** Start EXTRACTED RECORDS **

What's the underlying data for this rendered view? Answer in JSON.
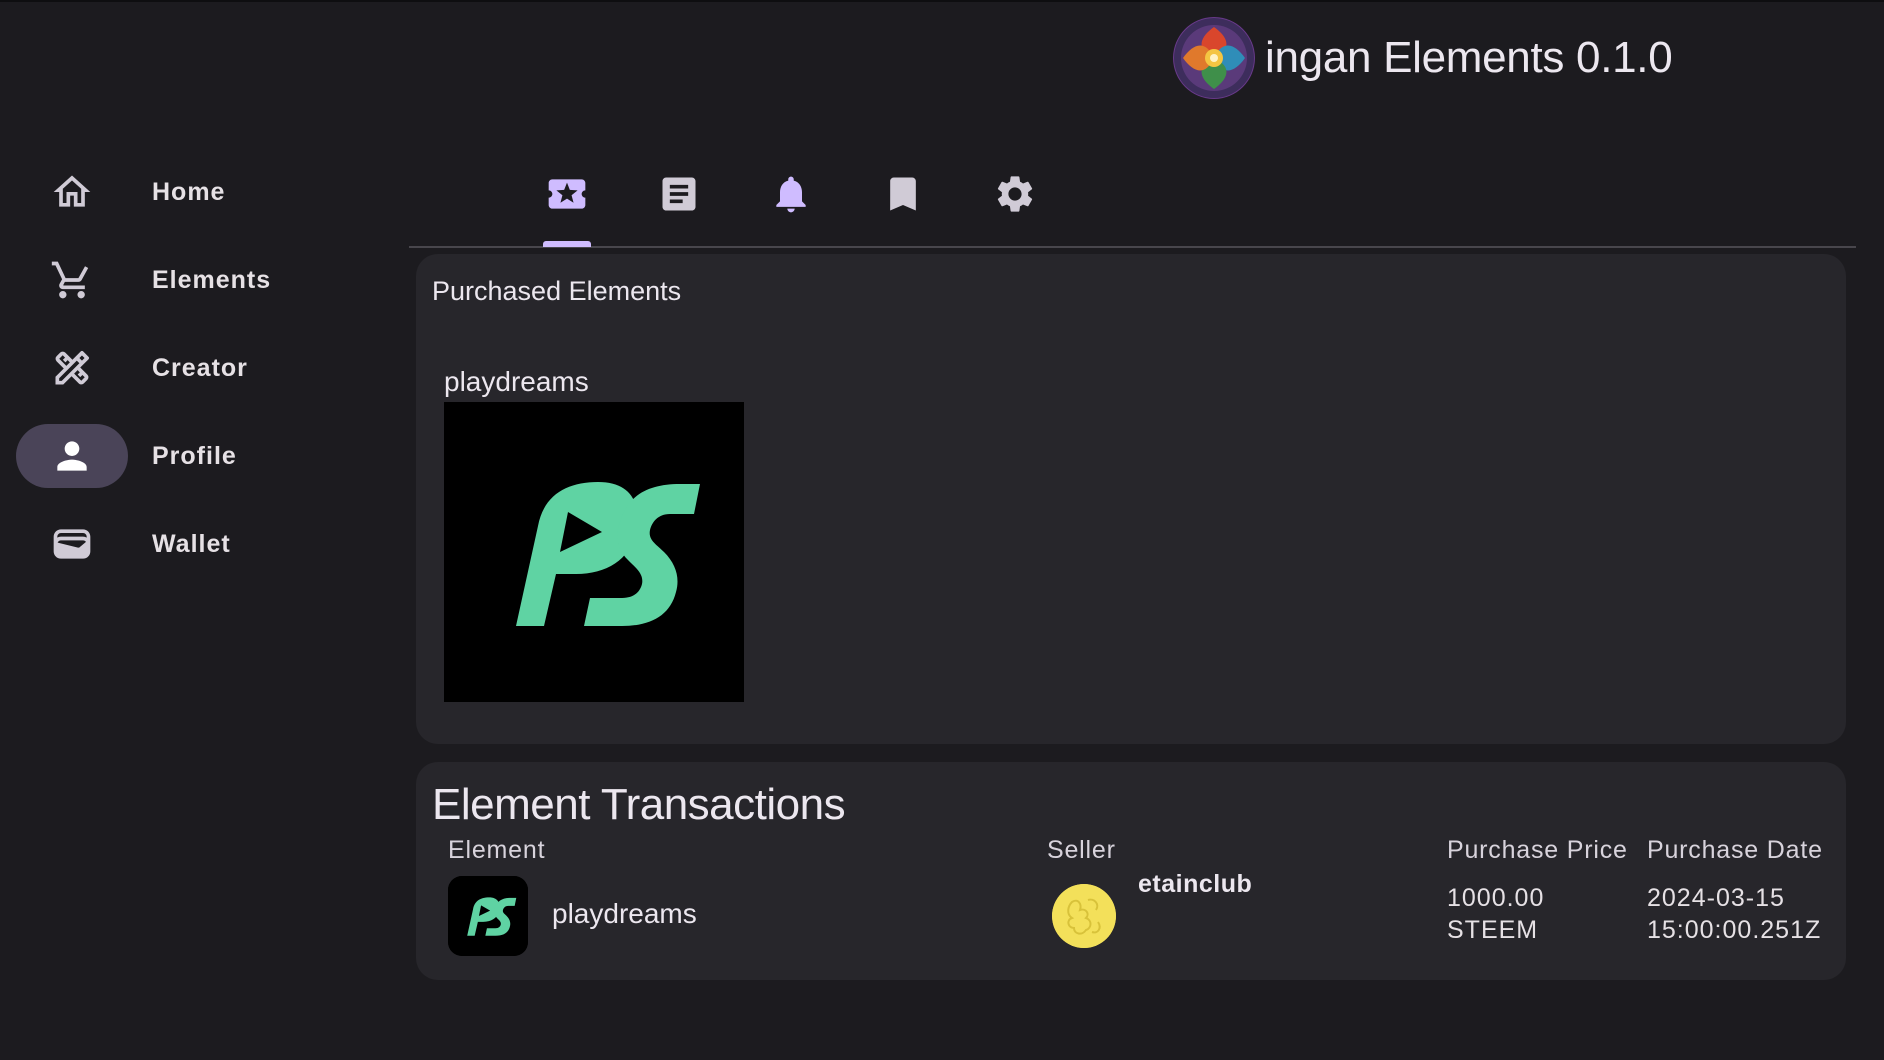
{
  "app": {
    "title": "ingan Elements 0.1.0",
    "logo_icon": "app-logo"
  },
  "nav": {
    "items": [
      {
        "label": "Home",
        "icon": "home-icon",
        "active": false
      },
      {
        "label": "Elements",
        "icon": "cart-icon",
        "active": false
      },
      {
        "label": "Creator",
        "icon": "design-pencil-icon",
        "active": false
      },
      {
        "label": "Profile",
        "icon": "person-icon",
        "active": true
      },
      {
        "label": "Wallet",
        "icon": "wallet-icon",
        "active": false
      }
    ]
  },
  "tabs": [
    {
      "icon": "ticket-star-icon",
      "active": true
    },
    {
      "icon": "article-icon",
      "active": false
    },
    {
      "icon": "bell-icon",
      "active": false
    },
    {
      "icon": "bookmark-icon",
      "active": false
    },
    {
      "icon": "gear-icon",
      "active": false
    }
  ],
  "purchased": {
    "title": "Purchased Elements",
    "items": [
      {
        "name": "playdreams",
        "image": "playdreams-logo"
      }
    ]
  },
  "transactions": {
    "title": "Element Transactions",
    "columns": {
      "element": "Element",
      "seller": "Seller",
      "price": "Purchase Price",
      "date": "Purchase Date"
    },
    "rows": [
      {
        "element": "playdreams",
        "seller": "etainclub",
        "price_amount": "1000.00",
        "price_currency": "STEEM",
        "date": "2024-03-15",
        "time": "15:00:00.251Z"
      }
    ]
  },
  "colors": {
    "background": "#1c1b1f",
    "card": "#27262b",
    "accent": "#cfbcff",
    "active_pill": "#4a4458",
    "brand_green": "#5fd3a3"
  }
}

** End EXTRACTED RECORDS **

Write only the number of lines that include "playdreams".

ANSWER IN FULL. 3